As used herein, the singular forms “a,” “an,” and “the” are intended to include the plural forms as well, unless the context clearly indicates otherwise. It will be further understood that the terms “comprise,” “comprises,” and/or “comprising,” when used in this specification, specify the presence of stated features, integers, steps, operations, elements, and/or components, but do not preclude the presence or addition of one or more other features, integers, steps, operations, elements, components, and/or groups thereof. The term “and/or” includes any and all combinations of one or more of the associated listed items.

Referring now to FIGS. 1-5, various systems, and methods for routing packets between communication nodes will be described. The concepts of packet routing depicted and described herein can be applied to the routing of information from one computing device to another. The term packet as used herein should be construed to mean any suitable discrete amount of digitized information. The information being routed may be in the form of a single packet or multiple packets without departing from the scope of the present disclosure. Furthermore, it should be appreciated that the features and functions of a centralized architecture may be applied or used in a distributed architecture or vice versa.

In accordance with one or more embodiments described herein, a switch 103 as illustrated in FIG. 1 enables a diverse range of systems, such as switches, servers, personal computers, and other computing devices, to communicate across a network. While the computing device of FIG. 1 is described herein as a switch 103, it should be appreciated the computing device of FIG. 1 may be any computing device capable of sending data via ports 106a-d. Such a switch 103 as described herein may for example be a switch or any computing device comprising a plurality of ports 106a-d for connecting nodes on a network. In some embodiments, a switch 103 may be considered a part of a network.

The ports 106a-d of the switch 103 may function as communication endpoints, allowing the switch 103 to manage multiple simultaneous network connections with one or more nodes. Each port 106a-d may be used to transmit data associated with one or more flows or communication sessions. Each port 106a-d may be associated with a queue 121a-d enabling the port 106a-d to handle outgoing data packets associated with flows.

Each port 106a-d of the computing system has an egress queue 121a-d which may store data such as packets waiting to be sent via the port 106a-d. In effect, each port 106a-d may serve as an independent channel for data communication to and/or from the switch 103. Ports 106 allow for concurrent network communications, enabling the switch 103 to engage in multiple data exchanges with different network nodes simultaneously. As a packet or other form of data becomes ready to be sent from the switch 103, the packet may be assigned or written to a queue 121 from which the packet will be sent by the port 106.

The ports 106a-d of the switch 103 may be physical connection points which allow network cables such as Ethernet cables to connect the switch 103 to one or more network nodes.

As described herein, data, such as packets, may be sent via a particular one or more of the ports 106a-d selectively based on a number of factors. Switching hardware 109 of the switch 103 may comprise an internal fabric or pathway within the switch 103 through which data travels between the ports 106a-d. The switching hardware 109 may in some embodiments comprise one or more network interface cards (NICs). In some embodiments, each port 106a-d may be associated with a different NIC. The NIC or NICs may comprise hardware and/or circuitry which may be used to transfer data between ports 106a-d and queues 121a-d. As will be described in further detail herein, the switching hardware 109 may further include one or more logic blocks (e.g., functional blocks) that are configured to implement a number (e.g., a plurality) of different routing approaches. Illustratively and without limitation, the switching hardware 109 may include one or more of a thermometer coding block, a summation block, a modulo block, and an element selection block.

* SET EXERCISE A *
In the listing, copy out the lines word for word, beginning at the line that contains "led-play-list-label: LED Play" and stopping after the line that contains "248, 640, 264)".

* RECORDS *
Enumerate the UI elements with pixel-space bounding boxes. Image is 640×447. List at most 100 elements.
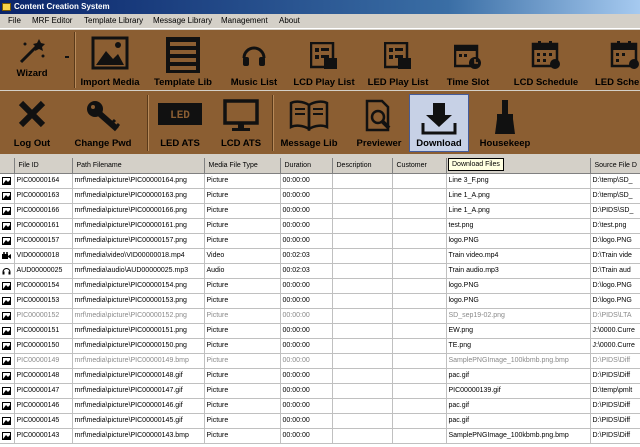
led-play-list-label: LED Play List (367, 77, 429, 88)
table-row[interactable]: PIC00000149 mrf\media\picture\PIC00000149… (0, 353, 640, 369)
cell-file-id: PIC00000150 (14, 338, 73, 354)
table-row[interactable]: VID00000018 mrf\media\video\VID00000018.m… (0, 248, 640, 264)
cell-source-file: D:\test.png (590, 218, 640, 234)
cell-file-id: PIC00000163 (14, 188, 73, 204)
cell-file-id: PIC00000152 (14, 308, 73, 324)
previewer-button[interactable]: Previewer (350, 91, 408, 154)
menu-management[interactable]: Management (221, 16, 268, 26)
cell-filename: logo.PNG (446, 278, 591, 294)
cell-source-file: J:\0000.Curre (590, 338, 640, 354)
table-row[interactable]: AUD00000025 mrf\media\audio\AUD00000025.m… (0, 263, 640, 279)
dropdown-icon[interactable] (65, 56, 69, 58)
cell-duration: 00:00:00 (280, 323, 333, 339)
cell-file-id: PIC00000153 (14, 293, 73, 309)
template-icon (166, 37, 200, 73)
cell-description (332, 323, 393, 339)
table-row[interactable]: PIC00000152 mrf\media\picture\PIC00000152… (0, 308, 640, 324)
cell-source-file: D:\temp\SD_ (590, 173, 640, 189)
cell-customer (392, 323, 447, 339)
playlist-icon (310, 42, 337, 69)
template-lib-button[interactable]: Template Lib (147, 30, 219, 90)
table-row[interactable]: PIC00000145 mrf\media\picture\PIC00000145… (0, 413, 640, 429)
menu-about[interactable]: About (279, 16, 300, 26)
table-row[interactable]: PIC00000153 mrf\media\picture\PIC00000153… (0, 293, 640, 309)
table-row[interactable]: PIC00000157 mrf\media\picture\PIC00000157… (0, 233, 640, 249)
wizard-button[interactable]: Wizard (0, 30, 64, 90)
table-row[interactable]: PIC00000150 mrf\media\picture\PIC00000150… (0, 338, 640, 354)
cell-media-file-type: Picture (204, 383, 281, 399)
cell-path-filename: mrf\media\picture\PIC00000153.png (72, 293, 205, 309)
menu-file[interactable]: File (8, 16, 21, 26)
table-row[interactable]: PIC00000163 mrf\media\picture\PIC00000163… (0, 188, 640, 204)
cell-duration: 00:00:00 (280, 413, 333, 429)
log-out-button[interactable]: Log Out (0, 91, 64, 154)
cell-media-file-type: Picture (204, 428, 281, 444)
cell-customer (392, 383, 447, 399)
cell-path-filename: mrf\media\picture\PIC00000164.png (72, 173, 205, 189)
cell-file-id: PIC00000157 (14, 233, 73, 249)
table-row[interactable]: PIC00000164 mrf\media\picture\PIC00000164… (0, 173, 640, 189)
led-schedule-button[interactable]: LED Sche (592, 30, 640, 90)
table-row[interactable]: PIC00000166 mrf\media\picture\PIC00000166… (0, 203, 640, 219)
table-row[interactable]: PIC00000154 mrf\media\picture\PIC00000154… (0, 278, 640, 294)
cell-path-filename: mrf\media\picture\PIC00000154.png (72, 278, 205, 294)
cell-description (332, 338, 393, 354)
column-header-icon[interactable] (0, 158, 15, 174)
table-row[interactable]: PIC00000161 mrf\media\picture\PIC00000161… (0, 218, 640, 234)
menu-bar: File MRF Editor Template Library Message… (0, 14, 640, 29)
cell-source-file: D:\temp\SD_ (590, 188, 640, 204)
import-media-button[interactable]: Import Media (76, 30, 144, 90)
column-header-duration[interactable]: Duration (280, 158, 333, 174)
table-row[interactable]: PIC00000148 mrf\media\picture\PIC00000148… (0, 368, 640, 384)
cell-path-filename: mrf\media\picture\PIC00000166.png (72, 203, 205, 219)
led-ats-button[interactable]: LED LED ATS (150, 91, 210, 154)
menu-message-library[interactable]: Message Library (153, 16, 212, 26)
table-row[interactable]: PIC00000146 mrf\media\picture\PIC00000146… (0, 398, 640, 414)
cell-customer (392, 353, 447, 369)
cell-customer (392, 278, 447, 294)
time-slot-button[interactable]: Time Slot (436, 30, 500, 90)
column-header-path-filename[interactable]: Path Filename (72, 158, 205, 174)
led-play-list-button[interactable]: LED Play List (362, 30, 434, 90)
row-picture-icon (0, 398, 15, 414)
table-row[interactable]: PIC00000143 mrf\media\picture\PIC00000143… (0, 428, 640, 444)
menu-mrf-editor[interactable]: MRF Editor (32, 16, 72, 26)
cell-description (332, 218, 393, 234)
cell-customer (392, 293, 447, 309)
cell-media-file-type: Picture (204, 173, 281, 189)
column-header-source-file[interactable]: Source File D (590, 158, 640, 174)
cell-file-id: PIC00000149 (14, 353, 73, 369)
menu-template-library[interactable]: Template Library (84, 16, 143, 26)
column-header-description[interactable]: Description (332, 158, 393, 174)
cell-filename: test.png (446, 218, 591, 234)
cell-path-filename: mrf\media\picture\PIC00000151.png (72, 323, 205, 339)
housekeep-button[interactable]: Housekeep (470, 91, 540, 154)
cell-path-filename: mrf\media\picture\PIC00000149.bmp (72, 353, 205, 369)
column-header-file-id[interactable]: File ID (14, 158, 73, 174)
lcd-play-list-button[interactable]: LCD Play List (288, 30, 360, 90)
table-row[interactable]: PIC00000147 mrf\media\picture\PIC00000147… (0, 383, 640, 399)
table-row[interactable]: PIC00000151 mrf\media\picture\PIC00000151… (0, 323, 640, 339)
cell-path-filename: mrf\media\video\VID00000018.mp4 (72, 248, 205, 264)
lcd-schedule-button[interactable]: LCD Schedule (506, 30, 586, 90)
lcd-ats-button[interactable]: LCD ATS (212, 91, 270, 154)
lcd-ats-label: LCD ATS (220, 138, 262, 149)
playlist-icon (384, 42, 411, 69)
music-list-button[interactable]: Music List (223, 30, 285, 90)
brush-icon (495, 100, 515, 134)
column-header-customer[interactable]: Customer (392, 158, 447, 174)
change-pwd-button[interactable]: Change Pwd (66, 91, 140, 154)
time-slot-label: Time Slot (446, 77, 490, 88)
cell-file-id: PIC00000164 (14, 173, 73, 189)
download-button[interactable]: Download (409, 94, 469, 152)
cell-media-file-type: Picture (204, 278, 281, 294)
column-header-media-file-type[interactable]: Media File Type (204, 158, 281, 174)
led-icon: LED (158, 103, 202, 125)
cell-source-file: D:\PIDS\Diff (590, 398, 640, 414)
message-lib-button[interactable]: Message Lib (275, 91, 343, 154)
cell-filename: pac.gif (446, 368, 591, 384)
image-icon (91, 36, 129, 70)
row-picture-icon (0, 173, 15, 189)
cell-path-filename: mrf\media\picture\PIC00000148.gif (72, 368, 205, 384)
cell-description (332, 173, 393, 189)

* SET EXERCISE B *
According to the packet-routing passage, what lets the switch 103 engage in multiple data exchanges with different network nodes at the same time?

* TASK RESPONSE A *
led-play-list-label: LED Play List (367, 77, 429, 88)
table-row[interactable]: PIC00000149 mrf\media\picture\PIC00000149… (0, 353, 640, 369)
cell-file-id: PIC00000150 (14, 338, 73, 354)
table-row[interactable]: VID00000018 mrf\media\video\VID00000018.m… (0, 248, 640, 264)

* TASK RESPONSE B *
The ports 106 allow for concurrent network communications. Each port 106a-d may serve as an independent channel for data communication to and/or from the switch 103, with its own egress queue 121a-d holding packets waiting to be sent.